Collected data
====
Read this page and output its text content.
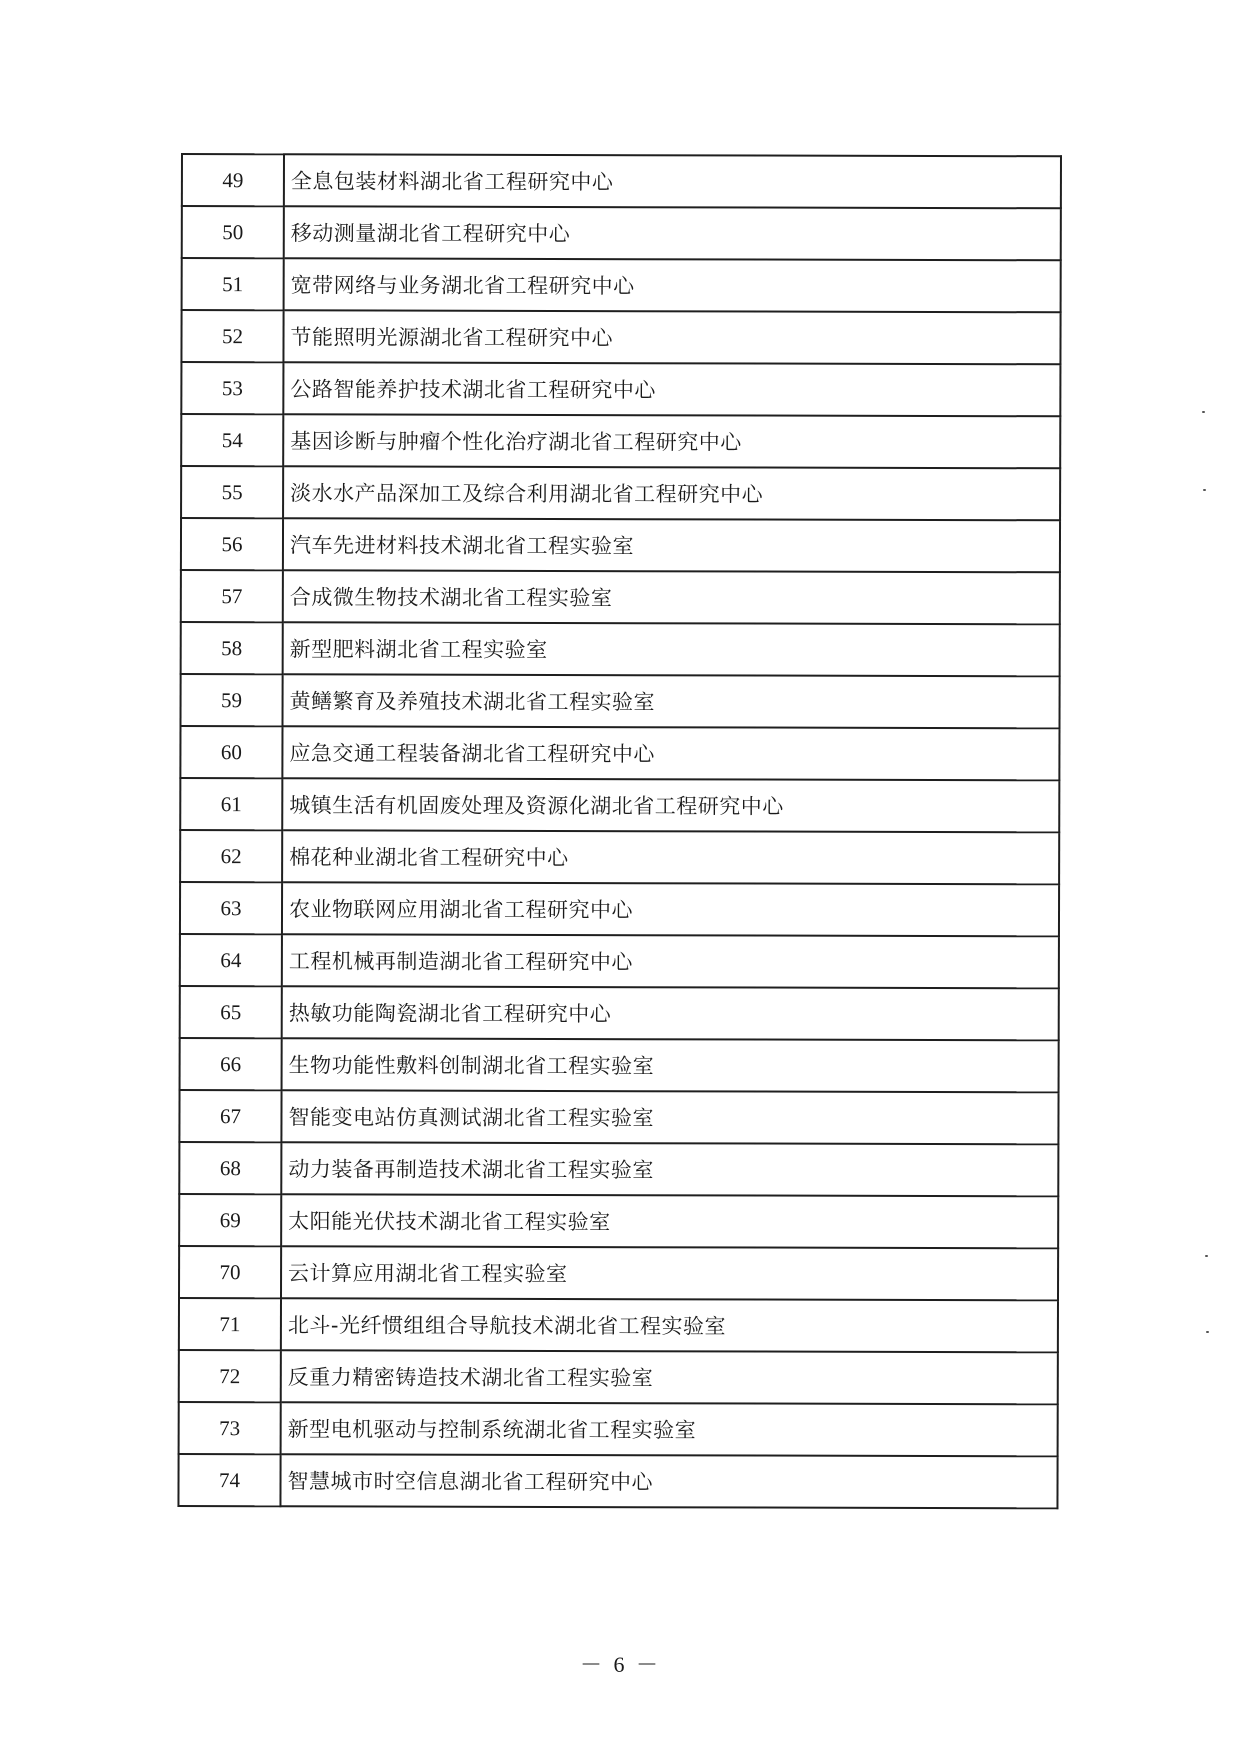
49	全息包装材料湖北省工程研究中心
50	移动测量湖北省工程研究中心
51	宽带网络与业务湖北省工程研究中心
52	节能照明光源湖北省工程研究中心
53	公路智能养护技术湖北省工程研究中心
54	基因诊断与肿瘤个性化治疗湖北省工程研究中心
55	淡水水产品深加工及综合利用湖北省工程研究中心
56	汽车先进材料技术湖北省工程实验室
57	合成微生物技术湖北省工程实验室
58	新型肥料湖北省工程实验室
59	黄鳝繁育及养殖技术湖北省工程实验室
60	应急交通工程装备湖北省工程研究中心
61	城镇生活有机固废处理及资源化湖北省工程研究中心
62	棉花种业湖北省工程研究中心
63	农业物联网应用湖北省工程研究中心
64	工程机械再制造湖北省工程研究中心
65	热敏功能陶瓷湖北省工程研究中心
66	生物功能性敷料创制湖北省工程实验室
67	智能变电站仿真测试湖北省工程实验室
68	动力装备再制造技术湖北省工程实验室
69	太阳能光伏技术湖北省工程实验室
70	云计算应用湖北省工程实验室
71	北斗-光纤惯组组合导航技术湖北省工程实验室
72	反重力精密铸造技术湖北省工程实验室
73	新型电机驱动与控制系统湖北省工程实验室
74	智慧城市时空信息湖北省工程研究中心
－ 6 －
====
Aim -
Copy each line of the records precisely and drop any images they hold.

Task response -
Read this page and output its text content.
49	全息包装材料湖北省工程研究中心
50	移动测量湖北省工程研究中心
51	宽带网络与业务湖北省工程研究中心
52	节能照明光源湖北省工程研究中心
53	公路智能养护技术湖北省工程研究中心
54	基因诊断与肿瘤个性化治疗湖北省工程研究中心
55	淡水水产品深加工及综合利用湖北省工程研究中心
56	汽车先进材料技术湖北省工程实验室
57	合成微生物技术湖北省工程实验室
58	新型肥料湖北省工程实验室
59	黄鳝繁育及养殖技术湖北省工程实验室
60	应急交通工程装备湖北省工程研究中心
61	城镇生活有机固废处理及资源化湖北省工程研究中心
62	棉花种业湖北省工程研究中心
63	农业物联网应用湖北省工程研究中心
64	工程机械再制造湖北省工程研究中心
65	热敏功能陶瓷湖北省工程研究中心
66	生物功能性敷料创制湖北省工程实验室
67	智能变电站仿真测试湖北省工程实验室
68	动力装备再制造技术湖北省工程实验室
69	太阳能光伏技术湖北省工程实验室
70	云计算应用湖北省工程实验室
71	北斗-光纤惯组组合导航技术湖北省工程实验室
72	反重力精密铸造技术湖北省工程实验室
73	新型电机驱动与控制系统湖北省工程实验室
74	智慧城市时空信息湖北省工程研究中心
－ 6 －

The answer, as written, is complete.